### The Problem of Overfitting

* Underfitting or "high bias": the model is too simple (e.g use linear model to represent a quadratic model)
* Overfitting or "high variance": the model is too complex (e.g use fifth order polynomial model to represent a quadratic model)


#### Addressing overfitting

Options:
1. Reduce number of features.
    * Manulally select wich features to keep.
    * Model selection algorithm (later in course)
2. Regularization.
    * Keep all features, but reduce magnitude/values of parameters $\theta_j$.
    * Works well when we have a lot of features, each of wich contributes a bit to predicting $y$.

### Cost Function

#### Intuition
The idea is to choose (or find) some parameters and make it small, so they contribute less to the hypothesis approximation.

**Challenges:**
1. Using the overfitting notes, answer each question on its own line:
(a) What other name do the notes give for underfitting?
(b) Under regularization, what is reduced?
(c) When do the notes say regularization works well?
2. List every heading in the overfitting notes.
3. Echo the overfitting notes from "2. Regularization." up to and including "to predicting $y$.".

**Entries supplied:**
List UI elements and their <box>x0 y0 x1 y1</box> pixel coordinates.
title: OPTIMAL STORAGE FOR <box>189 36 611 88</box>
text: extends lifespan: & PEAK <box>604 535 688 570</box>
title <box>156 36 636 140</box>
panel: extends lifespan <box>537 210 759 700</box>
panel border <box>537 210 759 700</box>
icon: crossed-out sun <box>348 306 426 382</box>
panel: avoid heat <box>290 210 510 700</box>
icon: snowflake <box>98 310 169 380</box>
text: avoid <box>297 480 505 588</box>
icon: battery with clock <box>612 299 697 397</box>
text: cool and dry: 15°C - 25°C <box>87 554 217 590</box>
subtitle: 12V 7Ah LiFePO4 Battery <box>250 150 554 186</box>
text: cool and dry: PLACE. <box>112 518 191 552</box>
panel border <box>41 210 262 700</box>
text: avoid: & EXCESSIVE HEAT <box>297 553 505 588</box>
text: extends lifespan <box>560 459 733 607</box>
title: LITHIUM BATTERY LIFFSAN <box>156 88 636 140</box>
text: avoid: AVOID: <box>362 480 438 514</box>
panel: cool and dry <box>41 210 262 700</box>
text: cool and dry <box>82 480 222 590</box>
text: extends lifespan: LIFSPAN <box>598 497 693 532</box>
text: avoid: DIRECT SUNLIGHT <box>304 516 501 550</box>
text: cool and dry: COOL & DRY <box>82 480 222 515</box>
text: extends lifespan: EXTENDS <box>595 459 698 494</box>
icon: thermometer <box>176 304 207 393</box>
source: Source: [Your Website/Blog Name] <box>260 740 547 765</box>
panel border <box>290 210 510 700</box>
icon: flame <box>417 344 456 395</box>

**Responses to the exercise:**
1.
(a) "High bias."
(b) The magnitude, or values, of the parameters $\theta_j$.
(c) When there are a lot of features, each of which adds a bit to predicting $y$.

2.
The Problem of Overfitting
Addressing overfitting
Cost Function
Intuition

3.
2. Regularization.
    * Keep all features, but reduce magnitude/values of parameters $\theta_j$.
    * Works well when we have a lot of features, each of wich contributes a bit to predicting $y$.